- **Task to carry out**: Return only the number of lines that hold "title".

- **Records**:
──────────

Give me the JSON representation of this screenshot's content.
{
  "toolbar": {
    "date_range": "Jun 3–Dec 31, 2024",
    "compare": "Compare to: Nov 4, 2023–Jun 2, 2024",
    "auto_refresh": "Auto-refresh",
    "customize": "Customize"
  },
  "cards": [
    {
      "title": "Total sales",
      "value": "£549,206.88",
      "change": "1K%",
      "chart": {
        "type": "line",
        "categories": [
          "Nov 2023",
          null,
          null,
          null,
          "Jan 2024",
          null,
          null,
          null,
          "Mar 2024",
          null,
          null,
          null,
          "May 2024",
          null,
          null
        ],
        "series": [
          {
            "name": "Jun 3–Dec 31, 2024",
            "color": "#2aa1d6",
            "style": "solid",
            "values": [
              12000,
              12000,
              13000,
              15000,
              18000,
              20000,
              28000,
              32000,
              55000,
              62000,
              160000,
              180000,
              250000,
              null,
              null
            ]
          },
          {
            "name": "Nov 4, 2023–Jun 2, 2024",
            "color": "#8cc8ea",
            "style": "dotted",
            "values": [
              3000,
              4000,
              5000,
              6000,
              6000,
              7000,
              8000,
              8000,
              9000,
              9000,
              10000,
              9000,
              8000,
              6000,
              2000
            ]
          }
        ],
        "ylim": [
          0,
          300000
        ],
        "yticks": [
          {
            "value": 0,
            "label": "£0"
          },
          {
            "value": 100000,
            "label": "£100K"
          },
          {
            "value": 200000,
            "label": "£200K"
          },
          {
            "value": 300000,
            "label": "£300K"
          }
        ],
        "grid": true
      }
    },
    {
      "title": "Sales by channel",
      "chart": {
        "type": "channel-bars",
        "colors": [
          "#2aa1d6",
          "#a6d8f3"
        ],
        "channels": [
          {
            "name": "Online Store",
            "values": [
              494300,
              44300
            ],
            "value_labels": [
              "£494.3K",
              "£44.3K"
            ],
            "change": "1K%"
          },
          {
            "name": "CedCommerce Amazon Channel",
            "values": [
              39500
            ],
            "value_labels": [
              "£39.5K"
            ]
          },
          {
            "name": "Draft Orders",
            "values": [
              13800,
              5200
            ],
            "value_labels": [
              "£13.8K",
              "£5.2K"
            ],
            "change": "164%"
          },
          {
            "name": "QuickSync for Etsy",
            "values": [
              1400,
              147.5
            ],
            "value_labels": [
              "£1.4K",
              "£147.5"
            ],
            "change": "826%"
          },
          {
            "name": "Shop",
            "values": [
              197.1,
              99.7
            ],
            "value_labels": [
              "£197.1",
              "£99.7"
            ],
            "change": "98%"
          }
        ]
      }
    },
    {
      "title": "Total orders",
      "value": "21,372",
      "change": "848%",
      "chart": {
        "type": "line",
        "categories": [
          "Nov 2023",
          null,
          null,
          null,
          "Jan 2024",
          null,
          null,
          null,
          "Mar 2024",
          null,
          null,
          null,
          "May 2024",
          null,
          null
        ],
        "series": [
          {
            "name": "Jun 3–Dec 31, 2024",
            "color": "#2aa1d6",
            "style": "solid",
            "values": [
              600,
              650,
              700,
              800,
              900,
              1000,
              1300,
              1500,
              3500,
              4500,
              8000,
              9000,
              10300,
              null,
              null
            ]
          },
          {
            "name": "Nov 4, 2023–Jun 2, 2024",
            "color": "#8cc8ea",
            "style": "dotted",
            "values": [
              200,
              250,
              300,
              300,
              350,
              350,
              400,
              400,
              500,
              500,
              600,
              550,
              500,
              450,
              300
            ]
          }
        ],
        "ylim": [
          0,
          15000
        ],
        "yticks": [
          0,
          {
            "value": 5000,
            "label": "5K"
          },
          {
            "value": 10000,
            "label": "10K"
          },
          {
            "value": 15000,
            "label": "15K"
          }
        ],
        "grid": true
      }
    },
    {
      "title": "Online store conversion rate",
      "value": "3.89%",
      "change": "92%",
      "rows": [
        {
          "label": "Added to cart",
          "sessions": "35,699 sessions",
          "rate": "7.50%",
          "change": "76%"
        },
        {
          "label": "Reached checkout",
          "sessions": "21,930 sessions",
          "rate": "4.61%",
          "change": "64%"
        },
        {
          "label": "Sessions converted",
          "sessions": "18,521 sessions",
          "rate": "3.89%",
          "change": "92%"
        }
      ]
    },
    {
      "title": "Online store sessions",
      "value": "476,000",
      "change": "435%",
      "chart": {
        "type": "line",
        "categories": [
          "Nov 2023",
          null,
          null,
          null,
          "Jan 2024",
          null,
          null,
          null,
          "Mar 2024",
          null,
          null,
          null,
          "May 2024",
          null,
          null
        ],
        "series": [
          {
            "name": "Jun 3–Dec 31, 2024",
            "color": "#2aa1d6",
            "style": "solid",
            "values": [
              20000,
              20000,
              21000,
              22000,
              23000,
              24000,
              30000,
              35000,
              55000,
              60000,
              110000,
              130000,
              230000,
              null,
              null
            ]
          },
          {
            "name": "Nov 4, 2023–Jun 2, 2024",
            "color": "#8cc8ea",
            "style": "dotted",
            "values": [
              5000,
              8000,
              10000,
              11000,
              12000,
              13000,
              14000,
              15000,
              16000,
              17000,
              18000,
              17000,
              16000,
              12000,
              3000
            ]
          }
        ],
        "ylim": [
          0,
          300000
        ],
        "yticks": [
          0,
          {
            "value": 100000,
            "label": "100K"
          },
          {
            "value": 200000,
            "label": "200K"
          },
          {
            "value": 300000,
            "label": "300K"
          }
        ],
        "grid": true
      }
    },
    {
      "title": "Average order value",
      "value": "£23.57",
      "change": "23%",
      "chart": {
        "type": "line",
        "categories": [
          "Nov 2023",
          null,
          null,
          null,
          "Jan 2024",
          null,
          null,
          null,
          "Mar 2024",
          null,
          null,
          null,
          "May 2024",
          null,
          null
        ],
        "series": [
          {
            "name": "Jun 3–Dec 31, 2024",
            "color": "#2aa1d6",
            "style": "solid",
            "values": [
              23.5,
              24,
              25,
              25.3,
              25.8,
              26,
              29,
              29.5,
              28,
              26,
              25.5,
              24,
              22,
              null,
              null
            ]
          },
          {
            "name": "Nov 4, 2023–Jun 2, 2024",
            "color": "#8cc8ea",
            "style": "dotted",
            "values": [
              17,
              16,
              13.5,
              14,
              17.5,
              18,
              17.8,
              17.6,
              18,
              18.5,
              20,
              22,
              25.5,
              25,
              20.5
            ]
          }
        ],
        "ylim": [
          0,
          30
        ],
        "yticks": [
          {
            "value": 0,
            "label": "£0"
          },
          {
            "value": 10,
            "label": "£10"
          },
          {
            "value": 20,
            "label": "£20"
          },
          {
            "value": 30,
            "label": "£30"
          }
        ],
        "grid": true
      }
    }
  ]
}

──────────

- **Answer**: 6